_AIM:_
Restate all of the data exactly.

_RECORDS FOR THIS EXERCISE:_
━━━━
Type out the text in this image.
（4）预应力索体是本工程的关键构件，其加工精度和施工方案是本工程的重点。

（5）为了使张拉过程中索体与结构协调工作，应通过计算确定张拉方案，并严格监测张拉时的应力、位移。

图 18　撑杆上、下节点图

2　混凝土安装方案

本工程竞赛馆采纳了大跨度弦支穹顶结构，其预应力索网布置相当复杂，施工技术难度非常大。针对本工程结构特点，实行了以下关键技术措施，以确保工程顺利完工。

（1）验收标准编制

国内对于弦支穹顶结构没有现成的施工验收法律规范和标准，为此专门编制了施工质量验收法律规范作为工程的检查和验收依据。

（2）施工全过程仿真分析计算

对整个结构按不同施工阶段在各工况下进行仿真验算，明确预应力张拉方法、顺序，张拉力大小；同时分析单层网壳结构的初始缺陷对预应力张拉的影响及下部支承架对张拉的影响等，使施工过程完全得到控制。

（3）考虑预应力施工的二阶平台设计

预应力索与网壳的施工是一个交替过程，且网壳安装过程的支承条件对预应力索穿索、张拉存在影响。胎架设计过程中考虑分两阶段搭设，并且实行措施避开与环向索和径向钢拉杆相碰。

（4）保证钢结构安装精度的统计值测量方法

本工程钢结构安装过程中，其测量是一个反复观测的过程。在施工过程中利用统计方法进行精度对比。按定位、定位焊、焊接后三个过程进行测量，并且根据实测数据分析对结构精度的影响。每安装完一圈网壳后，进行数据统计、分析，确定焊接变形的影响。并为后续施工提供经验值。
━━━━
_TASK RESULT:_
Type out the text in this image.
（4）预应力索体是本工程的关键构件，其加工精度和施工方案是本工程的重点。

（5）为了使张拉过程中索体与结构协调工作，应通过计算确定张拉方案，并严格监测张拉时的应力、位移。

图 18　撑杆上、下节点图

2　混凝土安装方案

本工程竞赛馆采纳了大跨度弦支穹顶结构，其预应力索网布置相当复杂，施工技术难度非常大。针对本工程结构特点，实行了以下关键技术措施，以确保工程顺利完工。

（1）验收标准编制

国内对于弦支穹顶结构没有现成的施工验收法律规范和标准，为此专门编制了施工质量验收法律规范作为工程的检查和验收依据。

（2）施工全过程仿真分析计算

对整个结构按不同施工阶段在各工况下进行仿真验算，明确预应力张拉方法、顺序，张拉力大小；同时分析单层网壳结构的初始缺陷对预应力张拉的影响及下部支承架对张拉的影响等，使施工过程完全得到控制。

（3）考虑预应力施工的二阶平台设计

预应力索与网壳的施工是一个交替过程，且网壳安装过程的支承条件对预应力索穿索、张拉存在影响。胎架设计过程中考虑分两阶段搭设，并且实行措施避开与环向索和径向钢拉杆相碰。

（4）保证钢结构安装精度的统计值测量方法

本工程钢结构安装过程中，其测量是一个反复观测的过程。在施工过程中利用统计方法进行精度对比。按定位、定位焊、焊接后三个过程进行测量，并且根据实测数据分析对结构精度的影响。每安装完一圈网壳后，进行数据统计、分析，确定焊接变形的影响。并为后续施工提供经验值。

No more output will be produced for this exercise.